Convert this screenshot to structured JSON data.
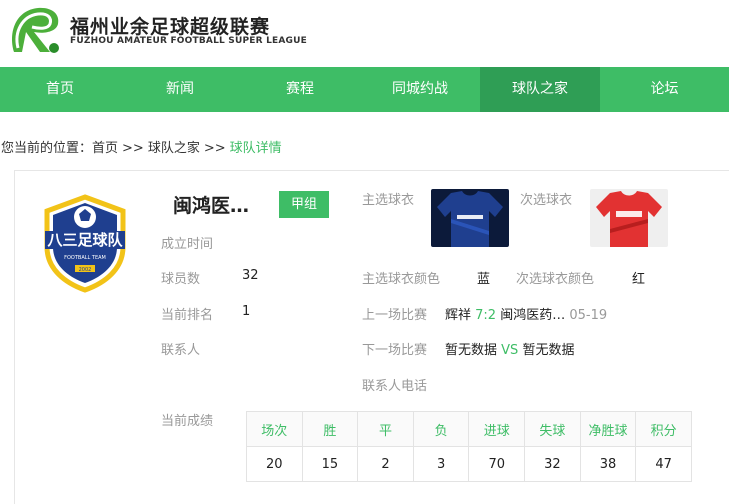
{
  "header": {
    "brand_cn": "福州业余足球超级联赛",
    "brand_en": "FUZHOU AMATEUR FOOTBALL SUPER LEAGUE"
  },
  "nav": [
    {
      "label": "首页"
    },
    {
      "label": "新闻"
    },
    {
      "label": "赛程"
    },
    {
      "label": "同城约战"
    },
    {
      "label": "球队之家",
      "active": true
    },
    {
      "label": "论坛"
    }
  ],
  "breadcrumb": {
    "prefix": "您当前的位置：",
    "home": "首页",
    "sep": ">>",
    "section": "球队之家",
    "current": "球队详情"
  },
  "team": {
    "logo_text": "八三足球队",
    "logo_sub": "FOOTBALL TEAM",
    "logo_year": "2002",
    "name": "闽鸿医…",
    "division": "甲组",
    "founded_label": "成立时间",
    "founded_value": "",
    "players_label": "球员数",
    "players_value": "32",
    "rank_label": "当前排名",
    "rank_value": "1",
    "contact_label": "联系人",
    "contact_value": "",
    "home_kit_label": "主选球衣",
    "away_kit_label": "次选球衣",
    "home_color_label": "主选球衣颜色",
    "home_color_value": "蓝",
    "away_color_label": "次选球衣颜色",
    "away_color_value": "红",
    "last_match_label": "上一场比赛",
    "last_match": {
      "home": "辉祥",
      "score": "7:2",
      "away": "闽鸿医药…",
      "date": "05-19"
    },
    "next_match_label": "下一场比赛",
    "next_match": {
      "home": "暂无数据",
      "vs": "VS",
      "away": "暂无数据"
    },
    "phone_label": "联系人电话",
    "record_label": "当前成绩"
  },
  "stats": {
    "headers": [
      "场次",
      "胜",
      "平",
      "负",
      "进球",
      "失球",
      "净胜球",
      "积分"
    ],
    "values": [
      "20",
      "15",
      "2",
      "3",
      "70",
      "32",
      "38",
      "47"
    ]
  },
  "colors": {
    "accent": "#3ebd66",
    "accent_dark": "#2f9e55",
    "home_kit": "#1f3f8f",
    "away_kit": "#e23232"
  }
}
........
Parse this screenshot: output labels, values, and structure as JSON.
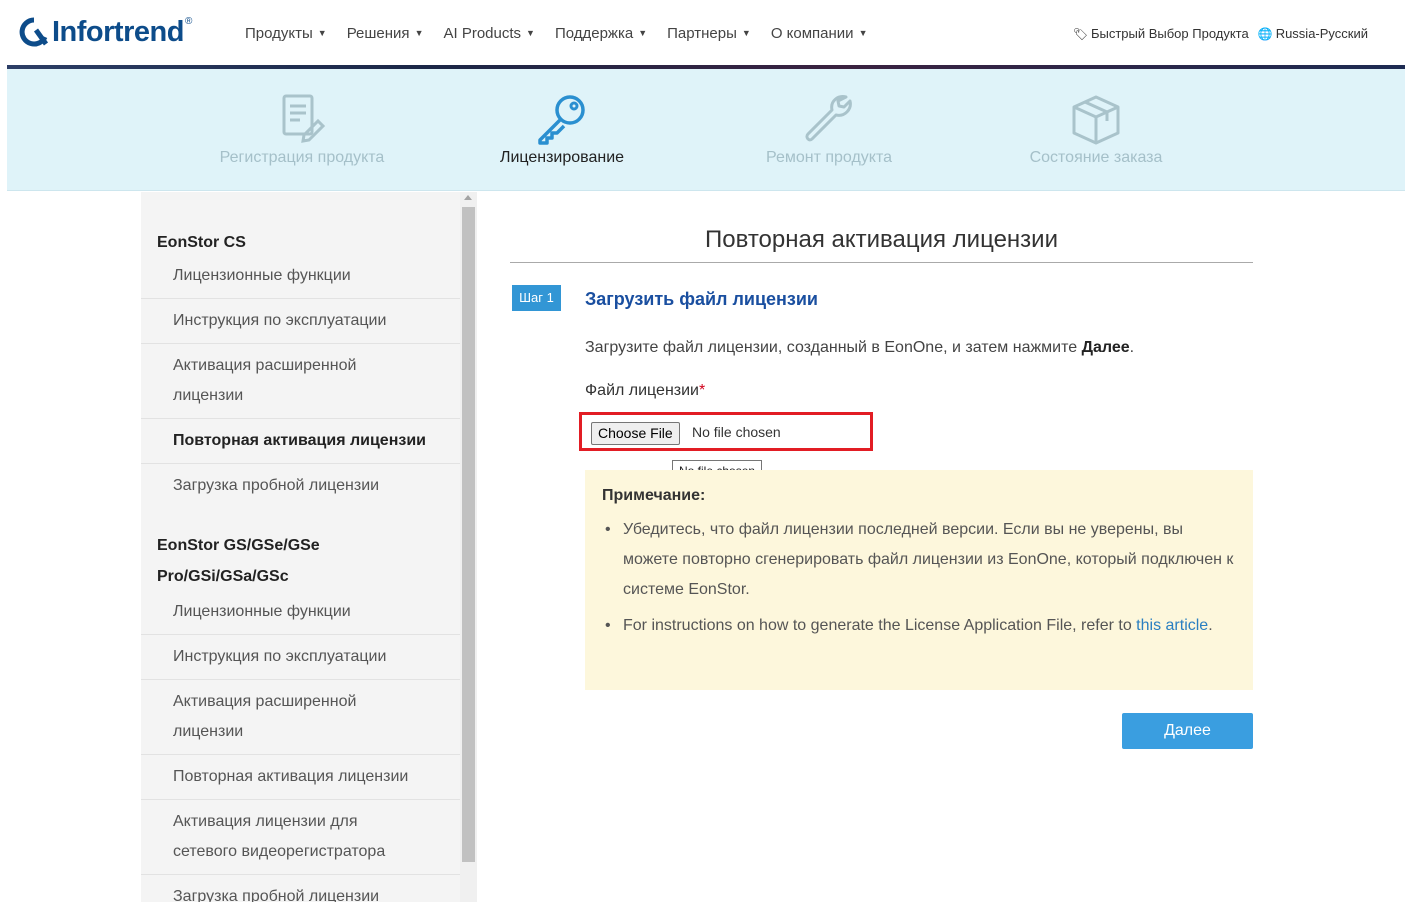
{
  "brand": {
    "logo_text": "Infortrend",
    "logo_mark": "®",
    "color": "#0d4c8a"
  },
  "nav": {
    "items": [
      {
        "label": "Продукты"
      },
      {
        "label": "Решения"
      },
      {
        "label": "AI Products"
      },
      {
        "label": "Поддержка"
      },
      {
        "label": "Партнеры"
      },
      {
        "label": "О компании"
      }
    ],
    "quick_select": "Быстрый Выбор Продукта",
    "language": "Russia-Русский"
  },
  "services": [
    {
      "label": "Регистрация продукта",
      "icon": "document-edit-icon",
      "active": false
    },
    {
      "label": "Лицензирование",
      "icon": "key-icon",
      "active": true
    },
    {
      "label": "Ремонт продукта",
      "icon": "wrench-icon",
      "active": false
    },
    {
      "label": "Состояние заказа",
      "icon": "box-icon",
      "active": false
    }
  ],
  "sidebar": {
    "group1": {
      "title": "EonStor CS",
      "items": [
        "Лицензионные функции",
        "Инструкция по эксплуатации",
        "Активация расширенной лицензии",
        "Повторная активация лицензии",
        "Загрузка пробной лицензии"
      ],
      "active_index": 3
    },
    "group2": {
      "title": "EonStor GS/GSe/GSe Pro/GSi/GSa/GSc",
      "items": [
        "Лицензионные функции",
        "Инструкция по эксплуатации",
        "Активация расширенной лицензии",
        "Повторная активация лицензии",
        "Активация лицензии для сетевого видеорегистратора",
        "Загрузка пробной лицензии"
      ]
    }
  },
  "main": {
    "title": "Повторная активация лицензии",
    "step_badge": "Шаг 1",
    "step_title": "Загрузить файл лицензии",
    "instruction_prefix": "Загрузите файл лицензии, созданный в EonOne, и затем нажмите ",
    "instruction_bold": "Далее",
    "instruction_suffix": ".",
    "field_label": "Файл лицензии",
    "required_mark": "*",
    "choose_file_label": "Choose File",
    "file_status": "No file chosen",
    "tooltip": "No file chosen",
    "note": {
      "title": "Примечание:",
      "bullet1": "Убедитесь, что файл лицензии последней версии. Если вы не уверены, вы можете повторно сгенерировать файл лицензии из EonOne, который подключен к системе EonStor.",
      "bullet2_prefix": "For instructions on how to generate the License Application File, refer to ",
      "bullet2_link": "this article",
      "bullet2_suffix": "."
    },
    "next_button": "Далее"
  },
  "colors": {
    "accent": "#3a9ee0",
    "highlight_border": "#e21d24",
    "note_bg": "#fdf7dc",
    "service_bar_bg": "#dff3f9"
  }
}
........
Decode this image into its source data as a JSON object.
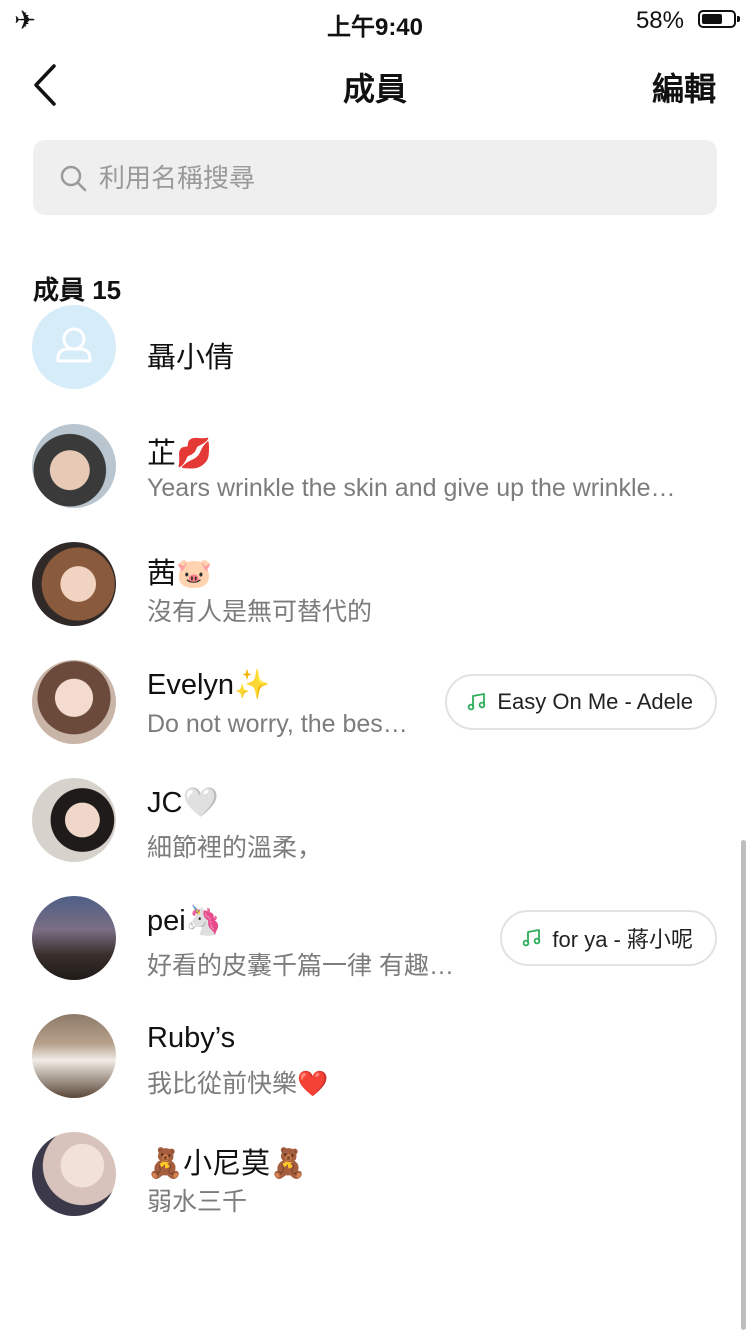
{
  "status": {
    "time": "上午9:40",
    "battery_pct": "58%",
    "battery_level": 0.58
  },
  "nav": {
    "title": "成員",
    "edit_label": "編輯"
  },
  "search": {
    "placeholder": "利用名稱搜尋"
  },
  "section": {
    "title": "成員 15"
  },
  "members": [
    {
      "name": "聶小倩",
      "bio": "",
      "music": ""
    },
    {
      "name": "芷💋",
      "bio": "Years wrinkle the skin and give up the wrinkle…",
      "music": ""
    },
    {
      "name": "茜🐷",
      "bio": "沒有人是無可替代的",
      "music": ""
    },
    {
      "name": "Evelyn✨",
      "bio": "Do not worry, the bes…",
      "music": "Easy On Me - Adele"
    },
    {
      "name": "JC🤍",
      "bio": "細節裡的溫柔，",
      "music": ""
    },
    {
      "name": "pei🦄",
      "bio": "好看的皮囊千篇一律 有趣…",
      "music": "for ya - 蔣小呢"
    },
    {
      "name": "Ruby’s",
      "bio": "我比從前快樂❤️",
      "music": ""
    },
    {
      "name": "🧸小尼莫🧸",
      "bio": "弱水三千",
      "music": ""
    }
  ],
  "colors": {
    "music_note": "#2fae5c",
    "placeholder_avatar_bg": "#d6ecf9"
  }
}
........
Task objective - Copy all lines from the material that contain "JSON".

Written answer -
Convert this screenshot to structured JSON data.
Parse this screenshot: output labels, values, and structure as JSON.
Decode this image into its source data as a JSON object.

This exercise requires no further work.